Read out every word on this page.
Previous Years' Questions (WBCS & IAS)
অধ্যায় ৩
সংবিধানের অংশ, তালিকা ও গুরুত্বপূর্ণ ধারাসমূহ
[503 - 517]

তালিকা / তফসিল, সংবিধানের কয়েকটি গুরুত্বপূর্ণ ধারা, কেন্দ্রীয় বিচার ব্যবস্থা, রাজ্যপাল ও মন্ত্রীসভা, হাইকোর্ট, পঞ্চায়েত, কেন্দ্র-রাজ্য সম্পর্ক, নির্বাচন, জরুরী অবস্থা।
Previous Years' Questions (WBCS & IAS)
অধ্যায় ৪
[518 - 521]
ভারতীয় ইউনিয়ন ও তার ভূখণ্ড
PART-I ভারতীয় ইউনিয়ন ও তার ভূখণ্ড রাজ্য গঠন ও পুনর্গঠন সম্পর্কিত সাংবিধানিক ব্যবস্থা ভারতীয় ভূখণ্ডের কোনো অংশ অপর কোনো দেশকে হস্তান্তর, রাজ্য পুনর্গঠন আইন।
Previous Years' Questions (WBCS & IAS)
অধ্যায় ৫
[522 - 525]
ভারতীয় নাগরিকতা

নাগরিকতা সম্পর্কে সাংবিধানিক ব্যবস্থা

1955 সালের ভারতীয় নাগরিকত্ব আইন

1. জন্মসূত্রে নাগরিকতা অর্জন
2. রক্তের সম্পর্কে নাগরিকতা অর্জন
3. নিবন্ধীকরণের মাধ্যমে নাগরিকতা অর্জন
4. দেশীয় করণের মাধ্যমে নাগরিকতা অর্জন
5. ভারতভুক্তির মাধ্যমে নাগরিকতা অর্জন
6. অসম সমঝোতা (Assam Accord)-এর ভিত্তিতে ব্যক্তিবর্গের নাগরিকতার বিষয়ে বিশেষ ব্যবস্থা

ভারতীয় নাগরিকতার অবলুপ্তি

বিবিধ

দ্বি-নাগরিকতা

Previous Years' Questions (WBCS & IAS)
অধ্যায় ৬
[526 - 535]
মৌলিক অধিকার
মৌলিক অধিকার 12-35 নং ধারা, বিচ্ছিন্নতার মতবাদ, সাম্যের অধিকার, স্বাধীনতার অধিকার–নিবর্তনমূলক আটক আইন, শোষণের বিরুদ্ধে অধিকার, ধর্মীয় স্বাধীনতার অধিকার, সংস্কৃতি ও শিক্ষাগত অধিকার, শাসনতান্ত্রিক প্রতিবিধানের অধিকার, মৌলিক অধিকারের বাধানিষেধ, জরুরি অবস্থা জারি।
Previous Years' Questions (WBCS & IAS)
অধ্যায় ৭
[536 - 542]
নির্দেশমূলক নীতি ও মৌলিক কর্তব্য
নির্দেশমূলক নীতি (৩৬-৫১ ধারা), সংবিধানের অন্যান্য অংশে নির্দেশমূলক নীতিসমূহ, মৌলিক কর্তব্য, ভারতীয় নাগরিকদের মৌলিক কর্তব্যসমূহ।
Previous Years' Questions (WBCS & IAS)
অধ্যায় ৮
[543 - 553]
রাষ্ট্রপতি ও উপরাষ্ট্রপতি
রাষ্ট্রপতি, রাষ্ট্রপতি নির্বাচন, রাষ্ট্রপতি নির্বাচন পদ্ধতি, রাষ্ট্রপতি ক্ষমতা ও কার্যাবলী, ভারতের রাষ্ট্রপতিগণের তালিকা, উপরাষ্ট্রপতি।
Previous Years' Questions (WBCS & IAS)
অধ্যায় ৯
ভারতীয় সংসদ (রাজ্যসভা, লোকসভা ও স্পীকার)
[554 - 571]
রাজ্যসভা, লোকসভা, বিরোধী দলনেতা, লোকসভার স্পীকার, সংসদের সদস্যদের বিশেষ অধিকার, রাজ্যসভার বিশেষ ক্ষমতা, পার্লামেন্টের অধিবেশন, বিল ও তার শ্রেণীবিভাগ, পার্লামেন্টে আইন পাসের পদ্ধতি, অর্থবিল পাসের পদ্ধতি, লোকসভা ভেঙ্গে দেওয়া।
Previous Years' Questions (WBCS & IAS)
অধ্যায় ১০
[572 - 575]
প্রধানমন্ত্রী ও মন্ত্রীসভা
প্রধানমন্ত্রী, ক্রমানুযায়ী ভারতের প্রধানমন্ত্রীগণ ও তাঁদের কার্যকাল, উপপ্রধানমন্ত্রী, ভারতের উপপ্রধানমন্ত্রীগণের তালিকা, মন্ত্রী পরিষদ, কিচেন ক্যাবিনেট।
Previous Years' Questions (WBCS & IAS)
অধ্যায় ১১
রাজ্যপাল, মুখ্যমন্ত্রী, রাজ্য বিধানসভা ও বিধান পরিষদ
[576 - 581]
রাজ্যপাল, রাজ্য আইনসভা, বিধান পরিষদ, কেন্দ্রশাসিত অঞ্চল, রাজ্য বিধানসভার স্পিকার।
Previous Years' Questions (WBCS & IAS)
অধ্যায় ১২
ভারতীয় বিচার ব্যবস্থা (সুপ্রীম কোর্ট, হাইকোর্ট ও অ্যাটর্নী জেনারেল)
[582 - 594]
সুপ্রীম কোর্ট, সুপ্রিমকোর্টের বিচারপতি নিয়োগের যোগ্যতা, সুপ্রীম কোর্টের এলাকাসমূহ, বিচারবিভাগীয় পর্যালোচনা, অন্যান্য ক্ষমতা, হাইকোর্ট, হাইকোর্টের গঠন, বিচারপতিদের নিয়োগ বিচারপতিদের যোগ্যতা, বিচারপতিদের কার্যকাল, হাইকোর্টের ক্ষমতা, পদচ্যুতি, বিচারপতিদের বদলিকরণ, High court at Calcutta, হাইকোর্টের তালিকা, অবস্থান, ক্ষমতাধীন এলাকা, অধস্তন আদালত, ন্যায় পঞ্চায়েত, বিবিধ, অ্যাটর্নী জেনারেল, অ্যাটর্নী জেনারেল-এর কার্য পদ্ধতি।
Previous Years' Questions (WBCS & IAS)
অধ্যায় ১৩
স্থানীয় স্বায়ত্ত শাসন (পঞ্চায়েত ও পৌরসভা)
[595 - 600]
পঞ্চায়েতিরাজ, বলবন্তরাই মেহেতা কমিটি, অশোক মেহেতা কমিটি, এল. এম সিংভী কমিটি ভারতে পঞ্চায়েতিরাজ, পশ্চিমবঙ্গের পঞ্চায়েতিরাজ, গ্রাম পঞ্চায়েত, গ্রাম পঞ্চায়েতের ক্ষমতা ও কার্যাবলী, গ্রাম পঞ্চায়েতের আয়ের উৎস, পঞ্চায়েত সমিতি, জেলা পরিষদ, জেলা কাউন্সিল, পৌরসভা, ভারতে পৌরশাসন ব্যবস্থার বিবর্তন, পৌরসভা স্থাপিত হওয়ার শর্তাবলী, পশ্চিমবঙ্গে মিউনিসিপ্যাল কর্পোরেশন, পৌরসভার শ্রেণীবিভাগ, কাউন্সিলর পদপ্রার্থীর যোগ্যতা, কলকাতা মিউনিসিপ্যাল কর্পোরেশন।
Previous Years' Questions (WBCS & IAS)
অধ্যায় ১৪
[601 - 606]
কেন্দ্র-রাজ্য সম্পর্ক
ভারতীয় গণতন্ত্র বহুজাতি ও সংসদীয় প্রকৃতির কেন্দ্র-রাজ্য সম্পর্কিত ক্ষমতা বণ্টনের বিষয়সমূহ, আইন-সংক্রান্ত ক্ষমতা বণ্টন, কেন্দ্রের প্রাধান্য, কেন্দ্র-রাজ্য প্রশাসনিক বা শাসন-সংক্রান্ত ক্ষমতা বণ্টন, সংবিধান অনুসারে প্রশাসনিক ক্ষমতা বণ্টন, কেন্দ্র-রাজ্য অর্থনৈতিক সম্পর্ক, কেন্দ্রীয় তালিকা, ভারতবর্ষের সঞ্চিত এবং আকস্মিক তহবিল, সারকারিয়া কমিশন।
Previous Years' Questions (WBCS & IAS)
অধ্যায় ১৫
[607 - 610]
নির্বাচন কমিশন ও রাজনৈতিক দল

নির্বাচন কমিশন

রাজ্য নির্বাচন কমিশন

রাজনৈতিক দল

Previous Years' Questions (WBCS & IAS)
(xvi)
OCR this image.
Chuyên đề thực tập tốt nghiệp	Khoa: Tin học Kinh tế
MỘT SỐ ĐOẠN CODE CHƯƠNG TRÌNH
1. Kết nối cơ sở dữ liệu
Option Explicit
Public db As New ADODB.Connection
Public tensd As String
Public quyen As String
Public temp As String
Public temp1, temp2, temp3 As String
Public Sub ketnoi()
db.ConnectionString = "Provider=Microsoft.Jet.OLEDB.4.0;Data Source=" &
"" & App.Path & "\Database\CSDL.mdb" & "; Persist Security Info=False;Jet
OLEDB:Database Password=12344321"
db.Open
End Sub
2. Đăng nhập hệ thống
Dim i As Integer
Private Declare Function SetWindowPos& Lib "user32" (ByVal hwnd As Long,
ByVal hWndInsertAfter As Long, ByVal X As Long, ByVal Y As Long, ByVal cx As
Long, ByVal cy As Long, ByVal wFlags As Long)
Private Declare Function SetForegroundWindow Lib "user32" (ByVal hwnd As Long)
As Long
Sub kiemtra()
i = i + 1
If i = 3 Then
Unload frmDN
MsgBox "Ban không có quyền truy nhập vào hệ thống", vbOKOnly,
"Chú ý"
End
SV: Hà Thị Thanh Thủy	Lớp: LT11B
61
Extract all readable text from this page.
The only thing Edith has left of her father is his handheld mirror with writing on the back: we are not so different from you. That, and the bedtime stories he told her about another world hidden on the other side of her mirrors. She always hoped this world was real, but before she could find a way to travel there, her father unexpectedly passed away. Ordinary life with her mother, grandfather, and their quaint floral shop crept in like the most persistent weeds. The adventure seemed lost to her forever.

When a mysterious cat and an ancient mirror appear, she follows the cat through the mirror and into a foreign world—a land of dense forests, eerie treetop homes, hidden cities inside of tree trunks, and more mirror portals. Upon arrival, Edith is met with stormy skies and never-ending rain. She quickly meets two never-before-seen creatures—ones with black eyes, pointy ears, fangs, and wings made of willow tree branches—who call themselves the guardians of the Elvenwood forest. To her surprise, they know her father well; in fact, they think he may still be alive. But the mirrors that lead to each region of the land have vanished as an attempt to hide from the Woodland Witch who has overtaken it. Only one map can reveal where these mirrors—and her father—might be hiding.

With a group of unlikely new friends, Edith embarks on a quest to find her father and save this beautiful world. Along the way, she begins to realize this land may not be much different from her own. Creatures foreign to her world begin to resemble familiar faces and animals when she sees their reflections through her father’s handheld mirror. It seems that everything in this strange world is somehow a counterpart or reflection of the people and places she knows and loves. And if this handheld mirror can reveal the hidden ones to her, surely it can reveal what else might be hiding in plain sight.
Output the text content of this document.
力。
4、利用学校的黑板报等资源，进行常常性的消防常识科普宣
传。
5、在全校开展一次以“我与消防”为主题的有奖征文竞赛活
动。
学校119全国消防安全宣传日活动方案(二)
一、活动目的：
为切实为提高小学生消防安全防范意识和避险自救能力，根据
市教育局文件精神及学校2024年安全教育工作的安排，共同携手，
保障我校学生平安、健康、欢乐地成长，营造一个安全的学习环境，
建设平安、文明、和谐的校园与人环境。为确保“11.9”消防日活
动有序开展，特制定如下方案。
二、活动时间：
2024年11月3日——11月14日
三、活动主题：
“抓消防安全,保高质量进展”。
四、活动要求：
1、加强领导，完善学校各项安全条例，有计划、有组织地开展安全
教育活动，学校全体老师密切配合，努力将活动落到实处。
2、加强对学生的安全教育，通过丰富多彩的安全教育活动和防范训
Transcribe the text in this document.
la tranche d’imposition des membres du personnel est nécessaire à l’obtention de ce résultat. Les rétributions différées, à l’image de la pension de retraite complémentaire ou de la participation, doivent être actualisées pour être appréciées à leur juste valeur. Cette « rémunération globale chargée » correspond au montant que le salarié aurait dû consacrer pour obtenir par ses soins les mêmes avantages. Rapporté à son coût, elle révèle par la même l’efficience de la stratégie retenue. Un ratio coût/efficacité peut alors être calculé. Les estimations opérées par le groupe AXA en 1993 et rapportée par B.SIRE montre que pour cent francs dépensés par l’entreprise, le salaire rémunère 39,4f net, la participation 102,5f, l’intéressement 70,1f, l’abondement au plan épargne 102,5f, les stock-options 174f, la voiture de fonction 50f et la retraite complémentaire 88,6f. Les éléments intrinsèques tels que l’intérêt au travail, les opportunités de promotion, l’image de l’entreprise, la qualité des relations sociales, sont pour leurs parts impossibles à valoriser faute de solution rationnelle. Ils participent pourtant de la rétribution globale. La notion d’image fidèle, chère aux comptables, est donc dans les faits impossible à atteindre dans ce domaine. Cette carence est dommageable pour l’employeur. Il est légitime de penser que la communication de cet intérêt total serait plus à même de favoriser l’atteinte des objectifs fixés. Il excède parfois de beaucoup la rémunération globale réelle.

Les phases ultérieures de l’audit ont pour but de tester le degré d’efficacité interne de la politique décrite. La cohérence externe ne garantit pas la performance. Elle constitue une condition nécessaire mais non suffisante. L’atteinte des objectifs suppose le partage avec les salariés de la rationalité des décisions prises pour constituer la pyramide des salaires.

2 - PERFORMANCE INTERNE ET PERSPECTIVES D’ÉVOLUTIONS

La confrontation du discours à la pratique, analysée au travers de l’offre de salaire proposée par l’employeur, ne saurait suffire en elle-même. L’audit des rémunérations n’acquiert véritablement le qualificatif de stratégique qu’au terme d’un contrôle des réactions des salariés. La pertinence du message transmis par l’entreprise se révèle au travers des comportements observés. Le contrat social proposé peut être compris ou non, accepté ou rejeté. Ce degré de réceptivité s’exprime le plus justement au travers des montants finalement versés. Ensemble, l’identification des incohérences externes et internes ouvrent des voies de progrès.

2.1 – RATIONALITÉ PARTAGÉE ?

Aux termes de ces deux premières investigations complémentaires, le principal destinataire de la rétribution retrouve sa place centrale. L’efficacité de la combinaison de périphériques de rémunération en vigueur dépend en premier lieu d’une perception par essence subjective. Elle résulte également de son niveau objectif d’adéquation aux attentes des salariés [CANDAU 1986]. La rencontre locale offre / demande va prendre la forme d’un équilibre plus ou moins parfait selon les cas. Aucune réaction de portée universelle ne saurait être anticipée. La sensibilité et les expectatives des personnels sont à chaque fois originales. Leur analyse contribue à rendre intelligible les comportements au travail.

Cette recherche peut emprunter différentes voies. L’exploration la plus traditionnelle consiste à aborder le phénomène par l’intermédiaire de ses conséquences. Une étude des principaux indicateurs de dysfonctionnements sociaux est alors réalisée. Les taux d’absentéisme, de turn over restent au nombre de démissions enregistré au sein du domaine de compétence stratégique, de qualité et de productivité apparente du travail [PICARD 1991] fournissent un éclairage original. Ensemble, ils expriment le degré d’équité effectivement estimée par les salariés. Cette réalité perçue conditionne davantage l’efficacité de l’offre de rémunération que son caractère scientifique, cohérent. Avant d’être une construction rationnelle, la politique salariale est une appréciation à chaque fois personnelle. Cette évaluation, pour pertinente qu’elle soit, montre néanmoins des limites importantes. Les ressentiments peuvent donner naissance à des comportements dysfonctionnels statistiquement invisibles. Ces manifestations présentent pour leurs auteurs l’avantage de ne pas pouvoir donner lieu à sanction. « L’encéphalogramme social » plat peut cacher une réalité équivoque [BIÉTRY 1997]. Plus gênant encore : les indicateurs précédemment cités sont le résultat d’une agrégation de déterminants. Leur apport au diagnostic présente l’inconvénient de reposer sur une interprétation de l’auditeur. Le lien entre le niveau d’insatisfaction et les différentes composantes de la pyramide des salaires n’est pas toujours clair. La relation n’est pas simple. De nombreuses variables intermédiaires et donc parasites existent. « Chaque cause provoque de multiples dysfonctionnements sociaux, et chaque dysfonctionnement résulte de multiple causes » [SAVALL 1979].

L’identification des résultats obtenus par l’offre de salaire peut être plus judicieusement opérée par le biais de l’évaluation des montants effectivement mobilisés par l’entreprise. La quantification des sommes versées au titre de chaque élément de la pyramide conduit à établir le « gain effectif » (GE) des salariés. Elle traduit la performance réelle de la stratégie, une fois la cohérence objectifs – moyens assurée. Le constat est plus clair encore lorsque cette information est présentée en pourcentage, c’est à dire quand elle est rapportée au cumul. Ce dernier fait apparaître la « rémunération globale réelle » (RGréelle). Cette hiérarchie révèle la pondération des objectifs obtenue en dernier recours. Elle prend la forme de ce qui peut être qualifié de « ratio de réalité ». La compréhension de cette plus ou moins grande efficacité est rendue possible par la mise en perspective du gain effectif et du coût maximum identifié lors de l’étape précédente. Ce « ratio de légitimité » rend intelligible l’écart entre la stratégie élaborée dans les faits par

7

▶ **Instructions to follow**
Report all lines of the material that contain the word "thống".

▶ **Solution to the problem**
2. Đăng nhập hệ thống
MsgBox "Ban không có quyền truy nhập vào hệ thống", vbOKOnly,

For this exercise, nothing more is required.